▸ Requirements
Could you repeat the records below exactly, leaving out any pictures?

▸ Materials provided
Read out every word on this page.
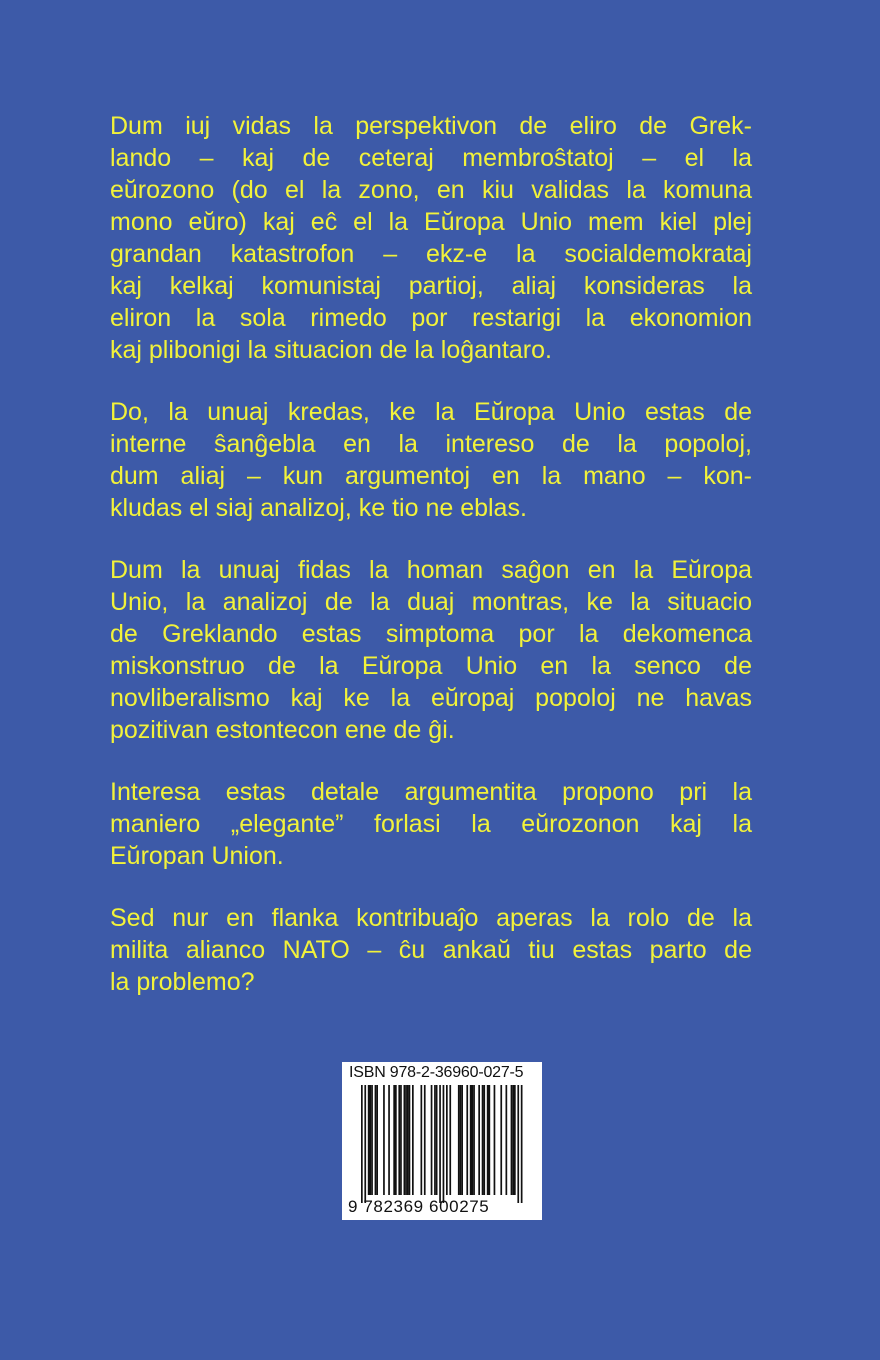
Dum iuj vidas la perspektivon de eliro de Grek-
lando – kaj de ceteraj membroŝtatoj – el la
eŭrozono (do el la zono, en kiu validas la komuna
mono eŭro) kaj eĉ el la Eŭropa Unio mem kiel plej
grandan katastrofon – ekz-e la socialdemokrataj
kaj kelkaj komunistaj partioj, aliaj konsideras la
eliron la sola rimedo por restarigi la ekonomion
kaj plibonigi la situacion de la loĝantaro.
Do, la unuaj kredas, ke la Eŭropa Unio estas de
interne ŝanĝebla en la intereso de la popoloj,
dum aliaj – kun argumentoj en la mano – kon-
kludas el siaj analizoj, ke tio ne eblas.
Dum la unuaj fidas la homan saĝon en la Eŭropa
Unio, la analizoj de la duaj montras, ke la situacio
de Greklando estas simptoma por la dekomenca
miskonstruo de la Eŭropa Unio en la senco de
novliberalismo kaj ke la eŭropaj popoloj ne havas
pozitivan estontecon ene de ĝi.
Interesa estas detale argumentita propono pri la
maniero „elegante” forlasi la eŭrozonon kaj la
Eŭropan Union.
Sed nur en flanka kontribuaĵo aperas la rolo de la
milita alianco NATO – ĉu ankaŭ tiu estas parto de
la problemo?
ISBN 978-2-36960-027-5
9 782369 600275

▸ Full solution
Read out every word on this page.
Dum iuj vidas la perspektivon de eliro de Grek-
lando – kaj de ceteraj membroŝtatoj – el la
eŭrozono (do el la zono, en kiu validas la komuna
mono eŭro) kaj eĉ el la Eŭropa Unio mem kiel plej
grandan katastrofon – ekz-e la socialdemokrataj
kaj kelkaj komunistaj partioj, aliaj konsideras la
eliron la sola rimedo por restarigi la ekonomion
kaj plibonigi la situacion de la loĝantaro.
Do, la unuaj kredas, ke la Eŭropa Unio estas de
interne ŝanĝebla en la intereso de la popoloj,
dum aliaj – kun argumentoj en la mano – kon-
kludas el siaj analizoj, ke tio ne eblas.
Dum la unuaj fidas la homan saĝon en la Eŭropa
Unio, la analizoj de la duaj montras, ke la situacio
de Greklando estas simptoma por la dekomenca
miskonstruo de la Eŭropa Unio en la senco de
novliberalismo kaj ke la eŭropaj popoloj ne havas
pozitivan estontecon ene de ĝi.
Interesa estas detale argumentita propono pri la
maniero „elegante” forlasi la eŭrozonon kaj la
Eŭropan Union.
Sed nur en flanka kontribuaĵo aperas la rolo de la
milita alianco NATO – ĉu ankaŭ tiu estas parto de
la problemo?
ISBN 978-2-36960-027-5
9 782369 600275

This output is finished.